Problem details - Identify the lines that contain the word "αντίστοιχου" and copy each one.

Data records -
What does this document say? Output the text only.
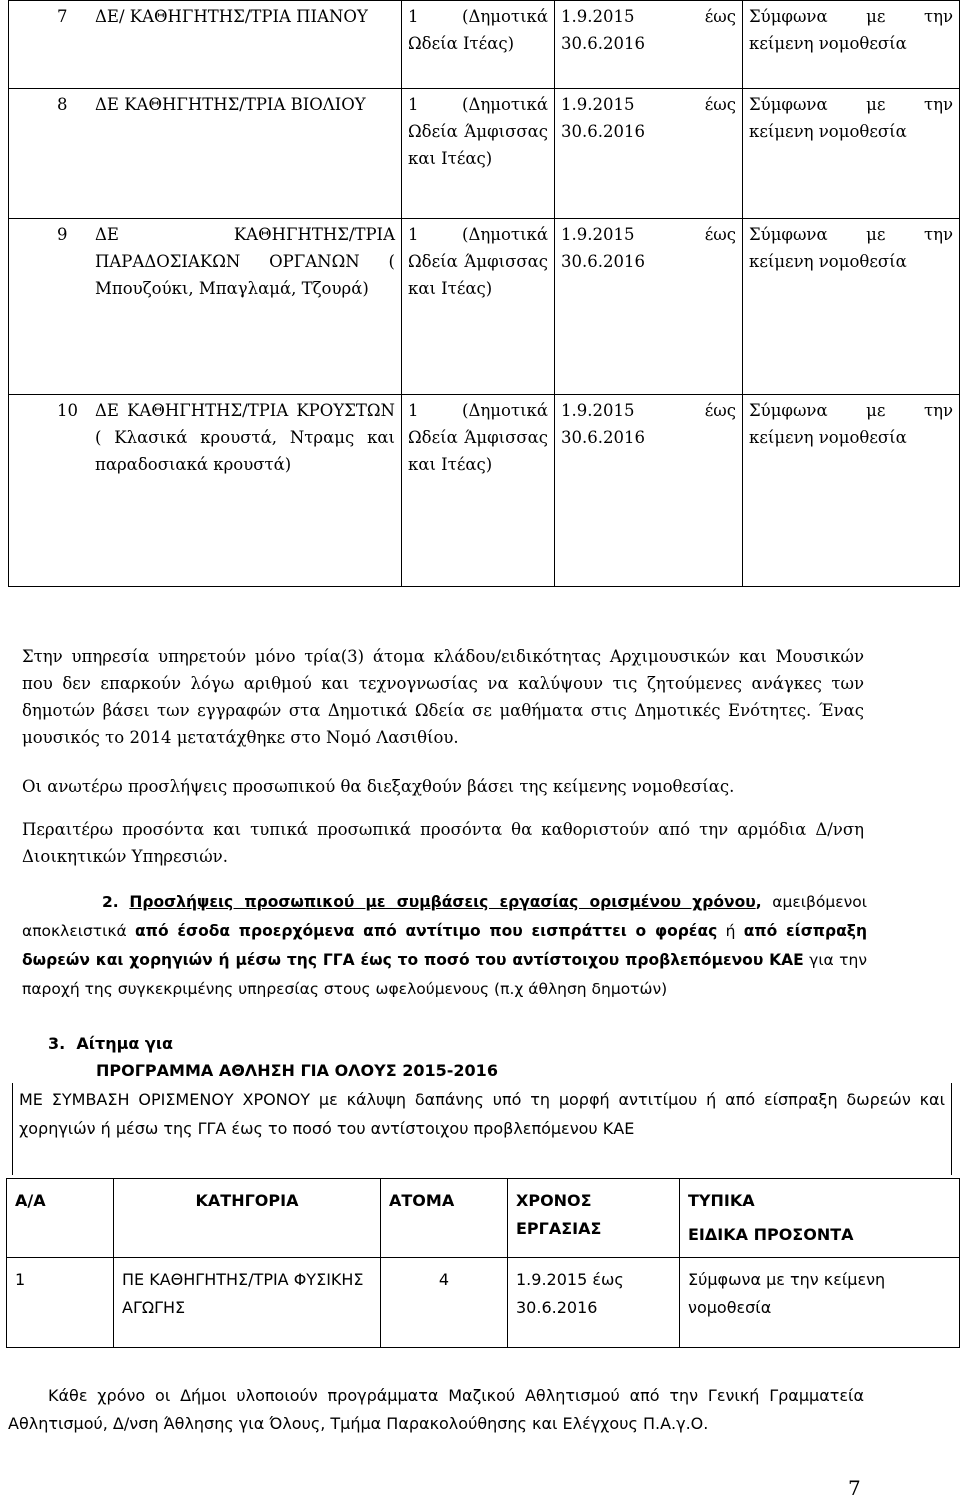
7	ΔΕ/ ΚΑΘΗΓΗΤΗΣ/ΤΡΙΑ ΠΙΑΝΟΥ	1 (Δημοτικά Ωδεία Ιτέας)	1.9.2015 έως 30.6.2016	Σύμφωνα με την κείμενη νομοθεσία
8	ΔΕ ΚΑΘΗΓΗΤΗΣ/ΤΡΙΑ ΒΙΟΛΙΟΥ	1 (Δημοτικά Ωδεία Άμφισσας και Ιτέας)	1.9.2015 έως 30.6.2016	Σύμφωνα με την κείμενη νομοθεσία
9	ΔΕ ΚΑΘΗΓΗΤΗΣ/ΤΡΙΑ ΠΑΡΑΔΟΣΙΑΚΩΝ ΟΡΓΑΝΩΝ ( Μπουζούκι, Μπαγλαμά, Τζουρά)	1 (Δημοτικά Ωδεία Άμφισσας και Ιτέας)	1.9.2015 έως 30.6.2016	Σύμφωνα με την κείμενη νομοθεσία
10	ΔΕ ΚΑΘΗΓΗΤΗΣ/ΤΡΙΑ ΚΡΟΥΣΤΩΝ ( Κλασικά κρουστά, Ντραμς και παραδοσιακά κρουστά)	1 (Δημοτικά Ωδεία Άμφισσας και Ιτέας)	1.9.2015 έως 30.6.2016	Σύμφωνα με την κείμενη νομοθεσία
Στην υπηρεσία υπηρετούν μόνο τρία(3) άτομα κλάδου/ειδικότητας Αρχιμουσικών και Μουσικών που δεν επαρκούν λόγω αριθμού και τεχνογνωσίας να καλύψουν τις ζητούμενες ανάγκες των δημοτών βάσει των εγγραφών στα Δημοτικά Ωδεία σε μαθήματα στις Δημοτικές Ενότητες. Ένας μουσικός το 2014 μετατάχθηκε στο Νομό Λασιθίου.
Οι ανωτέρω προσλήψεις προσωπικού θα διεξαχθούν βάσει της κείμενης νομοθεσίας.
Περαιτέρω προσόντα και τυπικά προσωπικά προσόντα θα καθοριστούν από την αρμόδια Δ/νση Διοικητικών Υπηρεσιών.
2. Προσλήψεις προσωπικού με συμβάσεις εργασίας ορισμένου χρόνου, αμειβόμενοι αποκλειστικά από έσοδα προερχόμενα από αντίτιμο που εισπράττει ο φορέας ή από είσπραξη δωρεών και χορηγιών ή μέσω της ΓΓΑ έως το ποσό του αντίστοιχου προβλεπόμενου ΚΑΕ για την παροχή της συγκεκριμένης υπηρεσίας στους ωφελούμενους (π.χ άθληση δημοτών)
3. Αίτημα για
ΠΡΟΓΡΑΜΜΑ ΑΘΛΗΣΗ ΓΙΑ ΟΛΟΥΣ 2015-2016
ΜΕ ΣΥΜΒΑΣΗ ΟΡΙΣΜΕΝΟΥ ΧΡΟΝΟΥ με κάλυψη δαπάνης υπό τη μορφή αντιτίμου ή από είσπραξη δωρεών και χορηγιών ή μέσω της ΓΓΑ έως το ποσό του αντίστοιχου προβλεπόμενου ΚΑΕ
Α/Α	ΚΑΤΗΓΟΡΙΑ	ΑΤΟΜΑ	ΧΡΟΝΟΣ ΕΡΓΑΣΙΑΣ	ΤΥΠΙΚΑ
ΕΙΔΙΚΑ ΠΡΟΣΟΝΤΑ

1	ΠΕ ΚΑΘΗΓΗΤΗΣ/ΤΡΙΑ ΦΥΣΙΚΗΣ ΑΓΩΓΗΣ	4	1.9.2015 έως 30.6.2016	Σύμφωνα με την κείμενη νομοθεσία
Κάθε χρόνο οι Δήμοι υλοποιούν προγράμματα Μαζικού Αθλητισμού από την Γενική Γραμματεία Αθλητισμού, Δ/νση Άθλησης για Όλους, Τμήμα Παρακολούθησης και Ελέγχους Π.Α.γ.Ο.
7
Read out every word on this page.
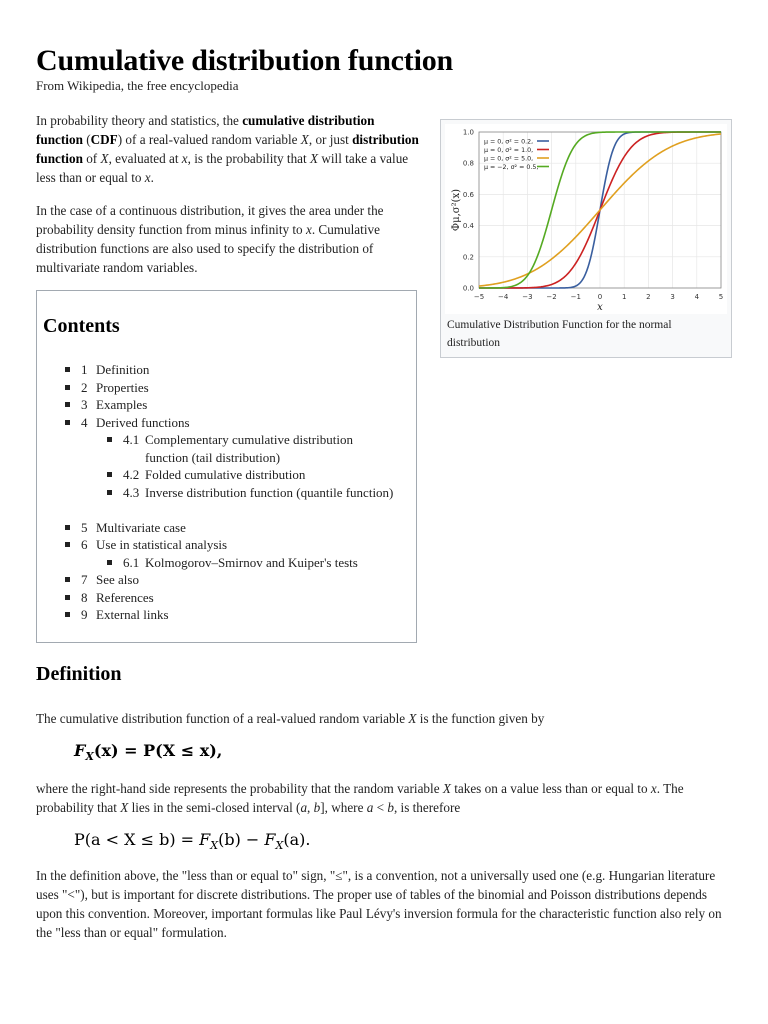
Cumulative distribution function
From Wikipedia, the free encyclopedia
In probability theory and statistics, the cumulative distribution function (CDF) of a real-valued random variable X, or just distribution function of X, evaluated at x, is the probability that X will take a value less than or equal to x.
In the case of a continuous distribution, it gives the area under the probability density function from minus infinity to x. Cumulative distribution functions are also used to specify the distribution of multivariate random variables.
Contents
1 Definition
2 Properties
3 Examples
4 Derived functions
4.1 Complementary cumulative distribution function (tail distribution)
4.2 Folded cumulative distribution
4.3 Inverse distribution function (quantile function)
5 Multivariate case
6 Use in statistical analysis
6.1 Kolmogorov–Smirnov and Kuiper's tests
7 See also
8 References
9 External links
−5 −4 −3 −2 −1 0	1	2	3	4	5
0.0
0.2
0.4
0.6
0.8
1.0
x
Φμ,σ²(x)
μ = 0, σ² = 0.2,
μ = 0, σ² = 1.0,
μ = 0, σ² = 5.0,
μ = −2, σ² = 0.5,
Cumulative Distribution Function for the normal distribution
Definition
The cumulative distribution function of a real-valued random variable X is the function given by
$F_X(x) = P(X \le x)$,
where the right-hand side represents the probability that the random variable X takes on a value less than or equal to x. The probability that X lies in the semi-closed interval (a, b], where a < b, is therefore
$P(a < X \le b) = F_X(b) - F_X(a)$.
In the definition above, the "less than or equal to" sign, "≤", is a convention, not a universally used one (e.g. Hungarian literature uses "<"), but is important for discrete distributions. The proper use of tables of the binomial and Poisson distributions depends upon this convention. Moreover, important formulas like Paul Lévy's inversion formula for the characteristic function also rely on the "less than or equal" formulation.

--

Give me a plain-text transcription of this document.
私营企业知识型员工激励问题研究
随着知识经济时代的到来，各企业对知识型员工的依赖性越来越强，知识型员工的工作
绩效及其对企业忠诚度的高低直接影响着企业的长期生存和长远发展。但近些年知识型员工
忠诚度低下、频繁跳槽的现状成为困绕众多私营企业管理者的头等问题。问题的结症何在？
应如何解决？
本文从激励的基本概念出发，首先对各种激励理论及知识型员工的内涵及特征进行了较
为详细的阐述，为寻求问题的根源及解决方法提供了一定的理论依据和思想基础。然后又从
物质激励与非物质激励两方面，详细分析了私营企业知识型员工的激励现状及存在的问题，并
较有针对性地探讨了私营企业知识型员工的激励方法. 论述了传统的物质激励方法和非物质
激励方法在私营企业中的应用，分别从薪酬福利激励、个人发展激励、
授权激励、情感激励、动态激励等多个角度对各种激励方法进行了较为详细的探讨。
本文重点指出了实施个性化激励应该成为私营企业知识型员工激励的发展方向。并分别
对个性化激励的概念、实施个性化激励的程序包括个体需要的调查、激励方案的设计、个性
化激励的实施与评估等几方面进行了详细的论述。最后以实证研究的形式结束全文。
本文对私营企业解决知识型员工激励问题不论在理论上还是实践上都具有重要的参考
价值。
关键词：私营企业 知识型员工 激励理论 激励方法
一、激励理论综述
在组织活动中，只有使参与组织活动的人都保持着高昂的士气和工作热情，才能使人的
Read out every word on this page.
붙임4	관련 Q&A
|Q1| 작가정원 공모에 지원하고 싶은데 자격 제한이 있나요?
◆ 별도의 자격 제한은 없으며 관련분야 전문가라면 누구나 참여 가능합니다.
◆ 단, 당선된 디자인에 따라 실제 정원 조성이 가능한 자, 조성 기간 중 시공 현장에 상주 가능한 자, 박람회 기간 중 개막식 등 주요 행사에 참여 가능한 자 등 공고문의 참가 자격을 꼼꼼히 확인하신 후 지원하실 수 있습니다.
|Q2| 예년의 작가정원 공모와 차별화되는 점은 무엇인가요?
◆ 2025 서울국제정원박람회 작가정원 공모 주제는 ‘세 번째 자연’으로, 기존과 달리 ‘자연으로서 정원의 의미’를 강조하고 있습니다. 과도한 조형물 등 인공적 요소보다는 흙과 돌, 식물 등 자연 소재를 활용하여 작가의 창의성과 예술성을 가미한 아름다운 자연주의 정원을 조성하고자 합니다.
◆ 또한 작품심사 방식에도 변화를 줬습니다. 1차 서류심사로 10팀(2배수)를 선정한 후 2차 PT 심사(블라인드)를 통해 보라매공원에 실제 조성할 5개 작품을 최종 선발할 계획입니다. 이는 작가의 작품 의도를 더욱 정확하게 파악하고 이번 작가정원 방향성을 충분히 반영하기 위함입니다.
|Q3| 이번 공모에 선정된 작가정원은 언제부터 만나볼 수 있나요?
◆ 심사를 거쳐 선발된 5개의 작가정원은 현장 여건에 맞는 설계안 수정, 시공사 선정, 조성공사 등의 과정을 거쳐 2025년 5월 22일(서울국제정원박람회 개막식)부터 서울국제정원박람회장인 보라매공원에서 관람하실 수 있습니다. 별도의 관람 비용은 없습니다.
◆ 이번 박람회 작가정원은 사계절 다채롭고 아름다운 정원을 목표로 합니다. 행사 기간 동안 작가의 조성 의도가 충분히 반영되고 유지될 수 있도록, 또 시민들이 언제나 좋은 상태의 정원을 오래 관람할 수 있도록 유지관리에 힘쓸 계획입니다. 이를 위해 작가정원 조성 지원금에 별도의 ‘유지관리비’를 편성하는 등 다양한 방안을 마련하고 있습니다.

Result of this task -
2. Προσλήψεις προσωπικού με συμβάσεις εργασίας ορισμένου χρόνου, αμειβόμενοι αποκλειστικά από έσοδα προερχόμενα από αντίτιμο που εισπράττει ο φορέας ή από είσπραξη δωρεών και χορηγιών ή μέσω της ΓΓΑ έως το ποσό του αντίστοιχου προβλεπόμενου ΚΑΕ για την παροχή της συγκεκριμένης υπηρεσίας στους ωφελούμενους (π.χ άθληση δημοτών)
ΜΕ ΣΥΜΒΑΣΗ ΟΡΙΣΜΕΝΟΥ ΧΡΟΝΟΥ με κάλυψη δαπάνης υπό τη μορφή αντιτίμου ή από είσπραξη δωρεών και χορηγιών ή μέσω της ΓΓΑ έως το ποσό του αντίστοιχου προβλεπόμενου ΚΑΕ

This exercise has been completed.